### The input
[start]
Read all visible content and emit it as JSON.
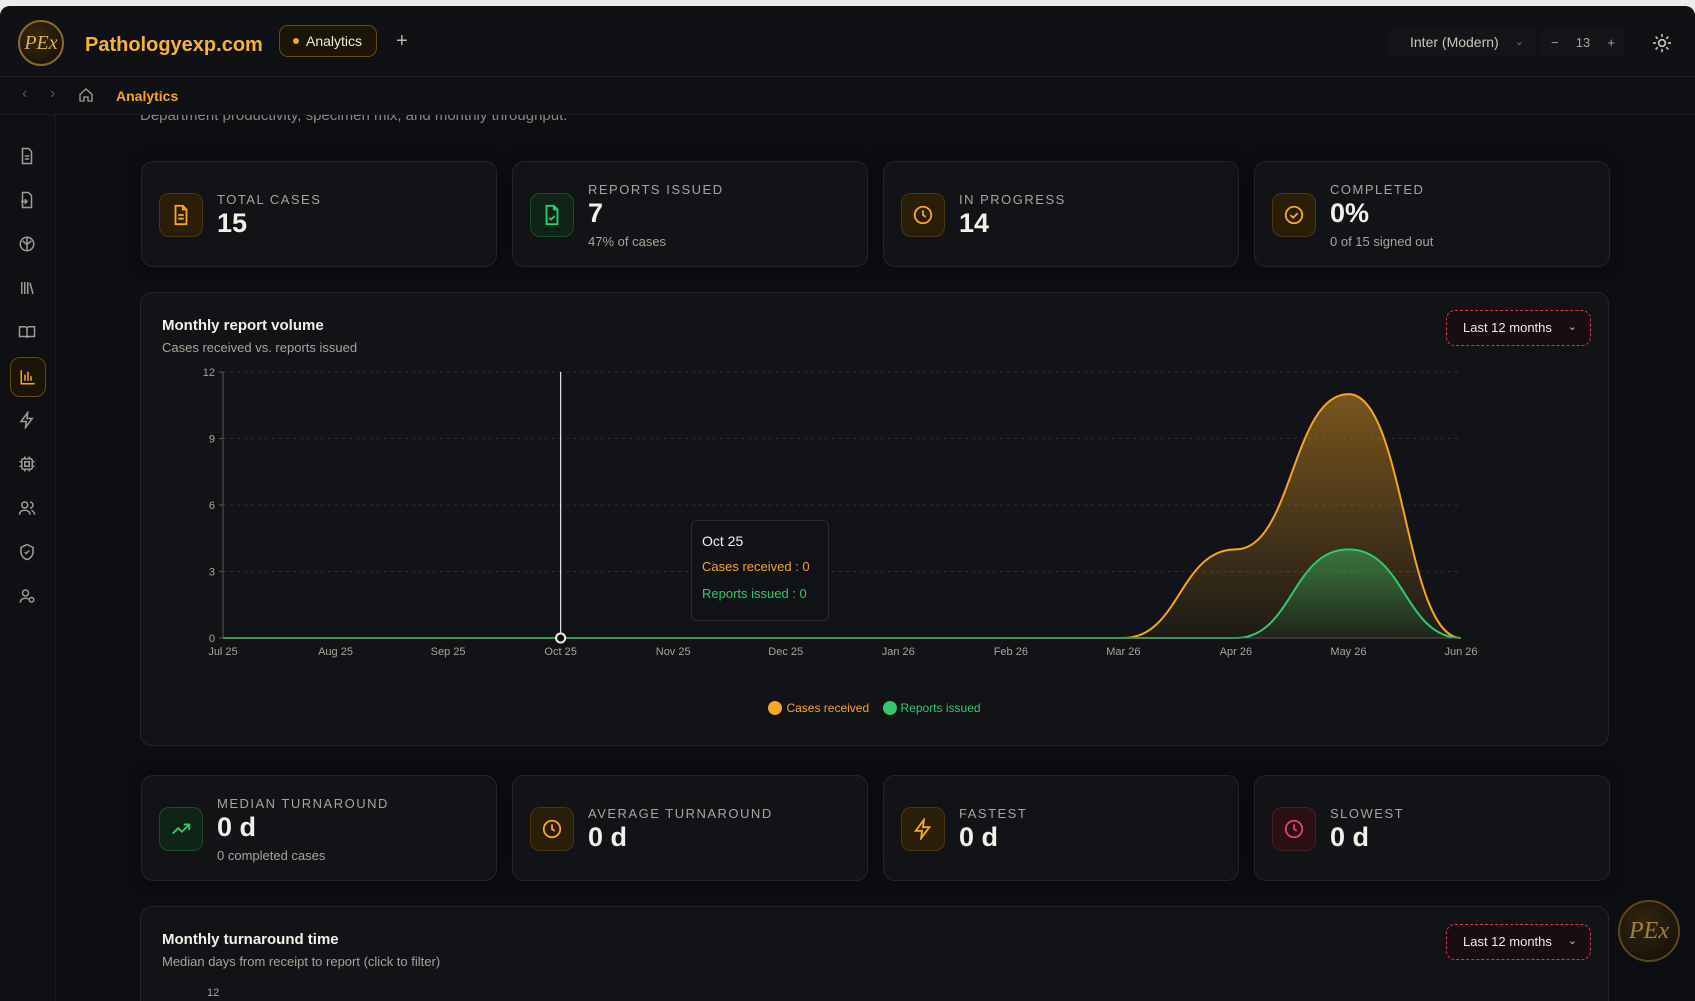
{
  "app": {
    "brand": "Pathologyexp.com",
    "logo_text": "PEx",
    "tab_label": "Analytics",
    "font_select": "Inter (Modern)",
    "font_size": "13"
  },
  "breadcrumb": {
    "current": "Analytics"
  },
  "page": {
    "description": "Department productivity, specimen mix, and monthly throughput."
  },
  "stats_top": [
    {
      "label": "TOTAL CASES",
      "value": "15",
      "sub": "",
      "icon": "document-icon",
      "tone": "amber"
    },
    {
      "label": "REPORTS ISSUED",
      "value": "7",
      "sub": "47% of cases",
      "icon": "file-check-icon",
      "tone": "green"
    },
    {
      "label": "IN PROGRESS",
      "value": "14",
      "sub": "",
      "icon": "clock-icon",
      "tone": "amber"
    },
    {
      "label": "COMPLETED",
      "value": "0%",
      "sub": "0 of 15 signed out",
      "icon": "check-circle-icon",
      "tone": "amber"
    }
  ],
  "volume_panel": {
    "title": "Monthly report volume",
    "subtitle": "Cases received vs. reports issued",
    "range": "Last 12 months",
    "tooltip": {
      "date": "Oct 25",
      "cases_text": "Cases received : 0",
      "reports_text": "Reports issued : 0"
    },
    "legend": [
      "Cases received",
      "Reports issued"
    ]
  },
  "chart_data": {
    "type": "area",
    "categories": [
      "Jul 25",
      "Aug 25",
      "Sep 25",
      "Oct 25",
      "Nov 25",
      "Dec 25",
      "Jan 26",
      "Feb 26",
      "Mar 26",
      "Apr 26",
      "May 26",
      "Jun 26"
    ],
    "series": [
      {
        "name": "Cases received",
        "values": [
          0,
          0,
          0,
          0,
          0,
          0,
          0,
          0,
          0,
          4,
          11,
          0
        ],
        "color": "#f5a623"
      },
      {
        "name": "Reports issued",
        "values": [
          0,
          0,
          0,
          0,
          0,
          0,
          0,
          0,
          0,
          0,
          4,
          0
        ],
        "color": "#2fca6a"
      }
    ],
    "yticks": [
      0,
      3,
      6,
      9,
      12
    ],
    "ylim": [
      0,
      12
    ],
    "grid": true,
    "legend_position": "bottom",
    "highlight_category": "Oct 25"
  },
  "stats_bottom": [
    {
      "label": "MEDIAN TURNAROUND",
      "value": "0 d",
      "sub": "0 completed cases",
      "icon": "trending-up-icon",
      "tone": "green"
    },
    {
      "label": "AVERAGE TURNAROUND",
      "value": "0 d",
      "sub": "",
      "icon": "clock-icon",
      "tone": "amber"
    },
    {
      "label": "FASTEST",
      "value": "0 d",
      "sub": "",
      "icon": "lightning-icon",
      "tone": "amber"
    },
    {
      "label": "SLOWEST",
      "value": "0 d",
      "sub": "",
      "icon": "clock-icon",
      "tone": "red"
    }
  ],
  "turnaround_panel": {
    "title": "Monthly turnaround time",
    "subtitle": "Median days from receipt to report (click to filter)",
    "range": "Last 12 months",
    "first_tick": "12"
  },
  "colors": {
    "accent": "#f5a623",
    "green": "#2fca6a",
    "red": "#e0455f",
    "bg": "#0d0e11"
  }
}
[end]
### Do this
Find each line holding the word "check" and copy it.

### Written response
      "icon": "file-check-icon",
      "icon": "check-circle-icon",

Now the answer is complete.